[Begin Given data]

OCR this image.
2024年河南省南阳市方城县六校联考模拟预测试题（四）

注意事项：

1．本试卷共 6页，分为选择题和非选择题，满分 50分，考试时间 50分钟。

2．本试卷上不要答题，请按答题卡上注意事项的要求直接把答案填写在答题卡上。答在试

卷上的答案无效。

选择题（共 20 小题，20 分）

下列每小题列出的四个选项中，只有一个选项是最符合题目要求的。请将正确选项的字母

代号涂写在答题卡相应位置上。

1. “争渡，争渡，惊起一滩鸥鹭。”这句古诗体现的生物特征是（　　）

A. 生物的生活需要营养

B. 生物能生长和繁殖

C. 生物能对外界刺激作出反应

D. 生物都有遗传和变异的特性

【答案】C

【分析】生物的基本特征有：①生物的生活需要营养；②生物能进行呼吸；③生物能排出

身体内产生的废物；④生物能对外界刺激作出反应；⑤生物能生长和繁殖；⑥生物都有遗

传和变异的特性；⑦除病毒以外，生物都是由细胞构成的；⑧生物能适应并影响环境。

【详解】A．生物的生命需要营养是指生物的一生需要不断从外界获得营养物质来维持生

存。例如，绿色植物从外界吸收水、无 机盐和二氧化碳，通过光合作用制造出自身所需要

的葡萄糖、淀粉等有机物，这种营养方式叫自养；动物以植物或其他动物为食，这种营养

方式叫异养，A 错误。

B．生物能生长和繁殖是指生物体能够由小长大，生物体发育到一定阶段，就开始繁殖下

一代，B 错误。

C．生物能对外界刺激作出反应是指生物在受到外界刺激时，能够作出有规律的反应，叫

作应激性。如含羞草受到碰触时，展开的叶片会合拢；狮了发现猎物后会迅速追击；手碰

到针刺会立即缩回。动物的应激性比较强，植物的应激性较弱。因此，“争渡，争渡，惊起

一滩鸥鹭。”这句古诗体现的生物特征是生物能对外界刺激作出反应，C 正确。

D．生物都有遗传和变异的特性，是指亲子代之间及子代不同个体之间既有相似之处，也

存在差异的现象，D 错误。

[End Given data]

- Problem requirements:
Could you transcribe the records in full, exactly?

- Task response:
OCR this image.
2024年河南省南阳市方城县六校联考模拟预测试题（四）

注意事项：

1．本试卷共 6页，分为选择题和非选择题，满分 50分，考试时间 50分钟。

2．本试卷上不要答题，请按答题卡上注意事项的要求直接把答案填写在答题卡上。答在试

卷上的答案无效。

选择题（共 20 小题，20 分）

下列每小题列出的四个选项中，只有一个选项是最符合题目要求的。请将正确选项的字母

代号涂写在答题卡相应位置上。

1. “争渡，争渡，惊起一滩鸥鹭。”这句古诗体现的生物特征是（　　）

A. 生物的生活需要营养

B. 生物能生长和繁殖

C. 生物能对外界刺激作出反应

D. 生物都有遗传和变异的特性

【答案】C

【分析】生物的基本特征有：①生物的生活需要营养；②生物能进行呼吸；③生物能排出

身体内产生的废物；④生物能对外界刺激作出反应；⑤生物能生长和繁殖；⑥生物都有遗

传和变异的特性；⑦除病毒以外，生物都是由细胞构成的；⑧生物能适应并影响环境。

【详解】A．生物的生命需要营养是指生物的一生需要不断从外界获得营养物质来维持生

存。例如，绿色植物从外界吸收水、无 机盐和二氧化碳，通过光合作用制造出自身所需要

的葡萄糖、淀粉等有机物，这种营养方式叫自养；动物以植物或其他动物为食，这种营养

方式叫异养，A 错误。

B．生物能生长和繁殖是指生物体能够由小长大，生物体发育到一定阶段，就开始繁殖下

一代，B 错误。

C．生物能对外界刺激作出反应是指生物在受到外界刺激时，能够作出有规律的反应，叫

作应激性。如含羞草受到碰触时，展开的叶片会合拢；狮了发现猎物后会迅速追击；手碰

到针刺会立即缩回。动物的应激性比较强，植物的应激性较弱。因此，“争渡，争渡，惊起

一滩鸥鹭。”这句古诗体现的生物特征是生物能对外界刺激作出反应，C 正确。

D．生物都有遗传和变异的特性，是指亲子代之间及子代不同个体之间既有相似之处，也

存在差异的现象，D 错误。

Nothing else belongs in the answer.